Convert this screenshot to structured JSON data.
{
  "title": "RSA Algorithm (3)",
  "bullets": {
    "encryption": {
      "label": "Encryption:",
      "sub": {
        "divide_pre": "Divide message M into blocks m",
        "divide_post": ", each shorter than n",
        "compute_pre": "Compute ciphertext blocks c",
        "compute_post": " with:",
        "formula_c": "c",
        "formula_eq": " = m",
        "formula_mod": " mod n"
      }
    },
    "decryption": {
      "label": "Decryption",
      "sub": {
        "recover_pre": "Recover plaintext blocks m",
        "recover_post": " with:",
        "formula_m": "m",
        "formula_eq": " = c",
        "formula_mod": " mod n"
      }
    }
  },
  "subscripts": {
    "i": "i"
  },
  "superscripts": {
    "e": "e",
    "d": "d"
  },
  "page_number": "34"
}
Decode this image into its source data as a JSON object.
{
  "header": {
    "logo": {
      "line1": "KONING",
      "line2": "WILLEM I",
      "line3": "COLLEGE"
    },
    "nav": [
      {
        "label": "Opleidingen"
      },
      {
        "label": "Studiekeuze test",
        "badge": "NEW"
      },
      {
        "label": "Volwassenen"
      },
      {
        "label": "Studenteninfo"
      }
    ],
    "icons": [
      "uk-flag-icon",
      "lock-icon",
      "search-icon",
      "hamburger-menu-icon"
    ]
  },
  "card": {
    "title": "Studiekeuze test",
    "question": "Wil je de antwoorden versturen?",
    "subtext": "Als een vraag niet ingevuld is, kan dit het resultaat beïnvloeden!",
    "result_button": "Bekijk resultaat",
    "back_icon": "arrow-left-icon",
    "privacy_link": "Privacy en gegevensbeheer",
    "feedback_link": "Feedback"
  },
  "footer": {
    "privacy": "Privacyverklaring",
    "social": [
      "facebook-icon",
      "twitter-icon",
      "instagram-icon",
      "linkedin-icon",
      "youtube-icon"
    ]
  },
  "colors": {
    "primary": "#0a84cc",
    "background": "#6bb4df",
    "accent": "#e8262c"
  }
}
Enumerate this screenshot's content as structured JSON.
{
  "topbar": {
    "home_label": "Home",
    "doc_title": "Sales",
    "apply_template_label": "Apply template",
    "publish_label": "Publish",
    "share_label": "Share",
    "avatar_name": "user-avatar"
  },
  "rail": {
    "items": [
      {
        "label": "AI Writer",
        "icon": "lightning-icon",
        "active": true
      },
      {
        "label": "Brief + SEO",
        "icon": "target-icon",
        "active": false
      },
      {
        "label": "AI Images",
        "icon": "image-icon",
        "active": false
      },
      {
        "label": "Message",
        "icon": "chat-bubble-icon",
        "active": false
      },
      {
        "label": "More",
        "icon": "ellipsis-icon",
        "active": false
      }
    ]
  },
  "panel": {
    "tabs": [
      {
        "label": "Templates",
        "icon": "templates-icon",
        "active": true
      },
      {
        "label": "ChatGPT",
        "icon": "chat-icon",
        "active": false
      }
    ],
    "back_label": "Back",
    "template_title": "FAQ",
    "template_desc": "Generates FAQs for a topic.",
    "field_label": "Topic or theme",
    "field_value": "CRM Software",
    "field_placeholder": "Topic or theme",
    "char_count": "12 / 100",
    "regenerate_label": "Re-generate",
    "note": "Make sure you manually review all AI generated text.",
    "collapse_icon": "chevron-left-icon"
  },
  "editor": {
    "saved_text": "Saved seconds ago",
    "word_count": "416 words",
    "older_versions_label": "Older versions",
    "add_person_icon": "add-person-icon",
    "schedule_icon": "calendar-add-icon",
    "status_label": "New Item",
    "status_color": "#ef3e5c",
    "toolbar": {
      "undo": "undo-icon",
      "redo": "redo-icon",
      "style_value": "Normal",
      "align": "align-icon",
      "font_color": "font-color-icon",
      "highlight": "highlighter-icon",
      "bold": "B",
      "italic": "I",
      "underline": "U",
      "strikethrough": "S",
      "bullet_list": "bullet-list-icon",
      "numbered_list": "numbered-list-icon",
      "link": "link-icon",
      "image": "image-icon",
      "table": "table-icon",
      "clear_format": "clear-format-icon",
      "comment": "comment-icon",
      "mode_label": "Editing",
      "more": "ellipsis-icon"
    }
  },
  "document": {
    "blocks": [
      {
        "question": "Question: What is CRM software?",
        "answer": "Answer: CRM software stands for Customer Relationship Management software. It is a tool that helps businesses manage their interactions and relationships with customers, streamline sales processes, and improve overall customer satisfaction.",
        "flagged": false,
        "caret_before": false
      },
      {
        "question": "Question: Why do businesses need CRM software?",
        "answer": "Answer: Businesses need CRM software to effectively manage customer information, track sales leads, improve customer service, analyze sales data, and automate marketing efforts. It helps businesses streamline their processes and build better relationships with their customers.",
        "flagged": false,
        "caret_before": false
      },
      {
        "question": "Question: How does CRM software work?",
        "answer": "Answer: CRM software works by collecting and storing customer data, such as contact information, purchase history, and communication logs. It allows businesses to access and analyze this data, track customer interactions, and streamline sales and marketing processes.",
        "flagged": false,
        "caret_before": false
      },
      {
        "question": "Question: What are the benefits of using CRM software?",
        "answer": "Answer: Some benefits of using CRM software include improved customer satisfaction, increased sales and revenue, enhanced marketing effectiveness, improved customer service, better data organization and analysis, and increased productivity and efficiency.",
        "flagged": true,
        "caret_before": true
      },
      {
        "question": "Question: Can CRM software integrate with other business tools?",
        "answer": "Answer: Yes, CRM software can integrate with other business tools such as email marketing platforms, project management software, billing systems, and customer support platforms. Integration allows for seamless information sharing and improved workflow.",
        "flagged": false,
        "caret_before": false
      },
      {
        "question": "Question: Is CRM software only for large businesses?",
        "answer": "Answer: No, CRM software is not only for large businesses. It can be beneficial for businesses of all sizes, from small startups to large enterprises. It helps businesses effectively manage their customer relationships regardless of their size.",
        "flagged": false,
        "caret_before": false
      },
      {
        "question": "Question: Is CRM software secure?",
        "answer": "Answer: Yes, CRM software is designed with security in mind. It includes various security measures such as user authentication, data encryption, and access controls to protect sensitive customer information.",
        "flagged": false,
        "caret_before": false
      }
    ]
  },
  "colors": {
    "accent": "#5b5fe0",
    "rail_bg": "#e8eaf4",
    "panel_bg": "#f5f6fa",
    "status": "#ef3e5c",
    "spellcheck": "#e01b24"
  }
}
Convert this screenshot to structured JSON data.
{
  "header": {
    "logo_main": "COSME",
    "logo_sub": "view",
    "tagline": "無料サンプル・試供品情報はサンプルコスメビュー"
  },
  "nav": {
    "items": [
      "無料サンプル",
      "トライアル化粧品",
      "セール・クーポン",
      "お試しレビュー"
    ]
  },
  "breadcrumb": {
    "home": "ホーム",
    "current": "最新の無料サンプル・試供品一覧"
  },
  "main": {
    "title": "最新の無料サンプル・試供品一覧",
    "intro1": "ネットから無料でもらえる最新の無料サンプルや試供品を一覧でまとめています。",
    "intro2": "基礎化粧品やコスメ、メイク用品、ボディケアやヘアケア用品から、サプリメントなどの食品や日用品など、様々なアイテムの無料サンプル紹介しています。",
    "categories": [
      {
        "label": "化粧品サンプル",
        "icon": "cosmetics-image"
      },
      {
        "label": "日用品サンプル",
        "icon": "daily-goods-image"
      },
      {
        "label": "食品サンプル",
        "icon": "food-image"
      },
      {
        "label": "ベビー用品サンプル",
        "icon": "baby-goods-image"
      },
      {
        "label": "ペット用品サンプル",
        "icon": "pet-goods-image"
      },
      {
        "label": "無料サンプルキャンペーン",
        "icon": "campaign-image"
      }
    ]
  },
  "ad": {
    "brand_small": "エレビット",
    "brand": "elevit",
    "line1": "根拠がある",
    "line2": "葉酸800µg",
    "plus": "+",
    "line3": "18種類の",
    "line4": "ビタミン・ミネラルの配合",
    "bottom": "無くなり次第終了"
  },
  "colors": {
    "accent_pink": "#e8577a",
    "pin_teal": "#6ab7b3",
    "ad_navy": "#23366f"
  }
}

┄┄┄┄┄┄┄┄┄┄┄┄┄┄┄┄┄┄┄┄

→ **EXERCISE PROMPT**
Out of the material above, select every line that holds the string "test".

→ **FULL OUTPUT**
        "label": "Studiekeuze test",
    "title": "Studiekeuze test",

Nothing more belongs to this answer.